*Task to complete*:
Scan the data below and pick out the lines containing the word "Rate".

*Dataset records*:
========================
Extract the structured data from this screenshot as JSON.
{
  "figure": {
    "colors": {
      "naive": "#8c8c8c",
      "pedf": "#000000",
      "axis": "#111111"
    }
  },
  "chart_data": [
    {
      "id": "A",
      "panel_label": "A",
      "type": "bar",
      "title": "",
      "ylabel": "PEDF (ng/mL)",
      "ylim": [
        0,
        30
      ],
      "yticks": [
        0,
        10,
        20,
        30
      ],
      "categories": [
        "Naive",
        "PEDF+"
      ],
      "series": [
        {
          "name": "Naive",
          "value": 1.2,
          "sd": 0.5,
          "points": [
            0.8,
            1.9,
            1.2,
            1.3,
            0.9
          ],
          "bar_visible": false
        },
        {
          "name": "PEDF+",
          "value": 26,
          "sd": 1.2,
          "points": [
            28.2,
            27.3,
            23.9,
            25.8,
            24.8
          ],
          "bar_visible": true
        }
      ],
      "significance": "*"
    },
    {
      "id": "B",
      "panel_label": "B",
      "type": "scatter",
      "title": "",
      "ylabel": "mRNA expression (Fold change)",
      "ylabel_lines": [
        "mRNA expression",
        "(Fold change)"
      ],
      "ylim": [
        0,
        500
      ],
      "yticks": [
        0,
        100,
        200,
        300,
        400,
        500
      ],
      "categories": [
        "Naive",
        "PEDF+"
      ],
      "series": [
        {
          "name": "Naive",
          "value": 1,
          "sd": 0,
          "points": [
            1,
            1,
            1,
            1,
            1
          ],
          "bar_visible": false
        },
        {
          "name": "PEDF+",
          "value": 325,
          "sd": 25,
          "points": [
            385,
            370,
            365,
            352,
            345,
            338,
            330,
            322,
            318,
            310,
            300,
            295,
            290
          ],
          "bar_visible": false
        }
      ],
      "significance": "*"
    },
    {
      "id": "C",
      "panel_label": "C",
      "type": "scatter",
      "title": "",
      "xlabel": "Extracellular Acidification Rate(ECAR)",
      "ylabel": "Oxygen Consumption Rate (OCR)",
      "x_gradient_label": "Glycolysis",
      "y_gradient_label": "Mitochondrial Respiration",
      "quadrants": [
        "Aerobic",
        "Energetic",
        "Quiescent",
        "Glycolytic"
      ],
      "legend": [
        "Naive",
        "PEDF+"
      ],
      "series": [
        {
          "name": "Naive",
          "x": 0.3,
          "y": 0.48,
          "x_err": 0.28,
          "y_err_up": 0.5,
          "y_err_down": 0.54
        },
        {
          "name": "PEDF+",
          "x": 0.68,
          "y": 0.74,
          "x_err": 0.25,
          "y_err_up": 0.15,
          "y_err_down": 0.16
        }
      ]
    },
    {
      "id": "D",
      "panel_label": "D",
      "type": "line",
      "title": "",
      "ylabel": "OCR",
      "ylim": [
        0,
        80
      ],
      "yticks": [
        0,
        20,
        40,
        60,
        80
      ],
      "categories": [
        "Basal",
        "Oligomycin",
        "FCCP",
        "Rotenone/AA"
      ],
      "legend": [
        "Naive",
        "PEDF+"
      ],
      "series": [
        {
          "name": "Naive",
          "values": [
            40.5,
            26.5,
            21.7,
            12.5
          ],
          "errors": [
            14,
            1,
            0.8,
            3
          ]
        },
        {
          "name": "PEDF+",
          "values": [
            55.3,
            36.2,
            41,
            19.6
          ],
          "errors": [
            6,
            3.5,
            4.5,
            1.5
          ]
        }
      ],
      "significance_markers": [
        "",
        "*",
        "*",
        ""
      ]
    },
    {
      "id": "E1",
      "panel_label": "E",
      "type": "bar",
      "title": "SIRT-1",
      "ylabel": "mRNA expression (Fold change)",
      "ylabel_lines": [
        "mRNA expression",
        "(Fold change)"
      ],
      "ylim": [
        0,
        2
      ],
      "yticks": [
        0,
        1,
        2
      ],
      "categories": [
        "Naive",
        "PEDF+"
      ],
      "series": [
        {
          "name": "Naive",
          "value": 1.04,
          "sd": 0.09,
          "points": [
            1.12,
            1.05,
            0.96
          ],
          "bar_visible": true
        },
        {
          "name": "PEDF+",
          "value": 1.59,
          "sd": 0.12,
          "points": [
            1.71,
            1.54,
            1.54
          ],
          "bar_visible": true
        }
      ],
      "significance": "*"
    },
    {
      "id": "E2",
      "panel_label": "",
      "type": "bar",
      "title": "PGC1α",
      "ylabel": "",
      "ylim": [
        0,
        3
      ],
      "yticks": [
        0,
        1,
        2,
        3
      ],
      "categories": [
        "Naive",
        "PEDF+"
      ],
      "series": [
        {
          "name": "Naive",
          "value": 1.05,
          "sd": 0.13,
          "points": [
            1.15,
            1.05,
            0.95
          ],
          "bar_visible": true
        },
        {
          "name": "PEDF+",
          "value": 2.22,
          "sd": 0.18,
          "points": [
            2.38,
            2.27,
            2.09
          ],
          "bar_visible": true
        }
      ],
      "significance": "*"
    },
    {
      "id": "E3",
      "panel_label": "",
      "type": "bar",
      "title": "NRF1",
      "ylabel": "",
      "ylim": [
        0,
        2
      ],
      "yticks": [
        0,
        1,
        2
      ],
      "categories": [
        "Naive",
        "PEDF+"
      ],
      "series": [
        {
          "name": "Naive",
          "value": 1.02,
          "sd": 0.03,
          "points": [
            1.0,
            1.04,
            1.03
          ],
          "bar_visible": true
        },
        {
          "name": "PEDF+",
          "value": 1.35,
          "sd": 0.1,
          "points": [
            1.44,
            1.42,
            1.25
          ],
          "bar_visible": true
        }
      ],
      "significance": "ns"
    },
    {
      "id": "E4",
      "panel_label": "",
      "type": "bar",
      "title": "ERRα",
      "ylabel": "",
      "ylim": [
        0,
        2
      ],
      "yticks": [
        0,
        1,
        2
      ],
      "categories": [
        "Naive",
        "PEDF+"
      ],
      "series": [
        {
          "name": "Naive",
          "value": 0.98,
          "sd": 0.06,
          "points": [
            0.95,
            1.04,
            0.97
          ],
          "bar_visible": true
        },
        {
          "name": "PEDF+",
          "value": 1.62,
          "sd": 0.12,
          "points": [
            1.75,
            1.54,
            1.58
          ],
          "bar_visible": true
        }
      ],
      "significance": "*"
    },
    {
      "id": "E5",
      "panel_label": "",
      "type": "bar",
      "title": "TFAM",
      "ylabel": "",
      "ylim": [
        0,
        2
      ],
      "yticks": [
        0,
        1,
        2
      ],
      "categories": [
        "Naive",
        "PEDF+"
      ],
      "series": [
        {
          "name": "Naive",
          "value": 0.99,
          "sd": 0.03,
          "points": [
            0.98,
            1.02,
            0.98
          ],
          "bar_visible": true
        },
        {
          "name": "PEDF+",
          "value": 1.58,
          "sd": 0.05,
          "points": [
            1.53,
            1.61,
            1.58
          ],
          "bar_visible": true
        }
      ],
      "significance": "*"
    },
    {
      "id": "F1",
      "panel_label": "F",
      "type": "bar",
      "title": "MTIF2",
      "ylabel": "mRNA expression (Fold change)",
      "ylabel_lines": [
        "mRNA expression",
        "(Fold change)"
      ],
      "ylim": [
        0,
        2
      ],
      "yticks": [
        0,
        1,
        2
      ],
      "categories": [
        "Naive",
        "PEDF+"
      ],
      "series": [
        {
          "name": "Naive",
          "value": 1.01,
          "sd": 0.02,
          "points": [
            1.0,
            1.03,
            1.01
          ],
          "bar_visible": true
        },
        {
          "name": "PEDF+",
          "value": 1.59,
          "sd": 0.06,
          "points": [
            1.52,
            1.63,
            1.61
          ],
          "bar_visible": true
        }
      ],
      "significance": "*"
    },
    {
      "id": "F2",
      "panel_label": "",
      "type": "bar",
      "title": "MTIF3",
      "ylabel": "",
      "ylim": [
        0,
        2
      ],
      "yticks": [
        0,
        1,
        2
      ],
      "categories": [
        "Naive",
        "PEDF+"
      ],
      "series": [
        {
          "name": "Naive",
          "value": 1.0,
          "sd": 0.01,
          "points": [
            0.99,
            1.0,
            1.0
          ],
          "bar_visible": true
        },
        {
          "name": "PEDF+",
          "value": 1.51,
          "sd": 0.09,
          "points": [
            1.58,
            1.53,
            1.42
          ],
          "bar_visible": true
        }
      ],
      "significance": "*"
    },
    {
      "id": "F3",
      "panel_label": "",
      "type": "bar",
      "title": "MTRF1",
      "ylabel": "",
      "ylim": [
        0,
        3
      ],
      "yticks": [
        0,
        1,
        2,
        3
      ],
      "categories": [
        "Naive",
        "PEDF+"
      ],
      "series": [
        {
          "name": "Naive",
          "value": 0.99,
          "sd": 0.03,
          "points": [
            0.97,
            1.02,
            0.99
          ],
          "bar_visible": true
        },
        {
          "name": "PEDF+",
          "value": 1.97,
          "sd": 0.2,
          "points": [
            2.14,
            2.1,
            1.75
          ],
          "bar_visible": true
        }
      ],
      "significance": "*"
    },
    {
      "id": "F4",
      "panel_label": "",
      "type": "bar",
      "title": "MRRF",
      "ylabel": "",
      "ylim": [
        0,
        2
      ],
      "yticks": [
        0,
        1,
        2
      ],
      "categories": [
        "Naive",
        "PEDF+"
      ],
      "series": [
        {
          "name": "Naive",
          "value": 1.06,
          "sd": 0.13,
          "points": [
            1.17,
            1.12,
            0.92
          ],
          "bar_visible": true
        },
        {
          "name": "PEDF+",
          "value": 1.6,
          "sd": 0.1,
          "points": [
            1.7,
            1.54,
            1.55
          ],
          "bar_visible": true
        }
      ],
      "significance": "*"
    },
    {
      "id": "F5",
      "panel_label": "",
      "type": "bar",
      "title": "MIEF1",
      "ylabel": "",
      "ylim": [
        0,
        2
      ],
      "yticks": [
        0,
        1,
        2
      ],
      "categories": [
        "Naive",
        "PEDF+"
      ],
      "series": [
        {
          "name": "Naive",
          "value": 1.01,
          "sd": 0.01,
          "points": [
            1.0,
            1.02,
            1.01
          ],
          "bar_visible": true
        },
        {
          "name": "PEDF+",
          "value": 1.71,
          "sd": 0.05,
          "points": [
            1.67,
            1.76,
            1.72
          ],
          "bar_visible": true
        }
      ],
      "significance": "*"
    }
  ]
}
========================
*Answer below*:
      "xlabel": "Extracellular Acidification Rate(ECAR)",
      "ylabel": "Oxygen Consumption Rate (OCR)",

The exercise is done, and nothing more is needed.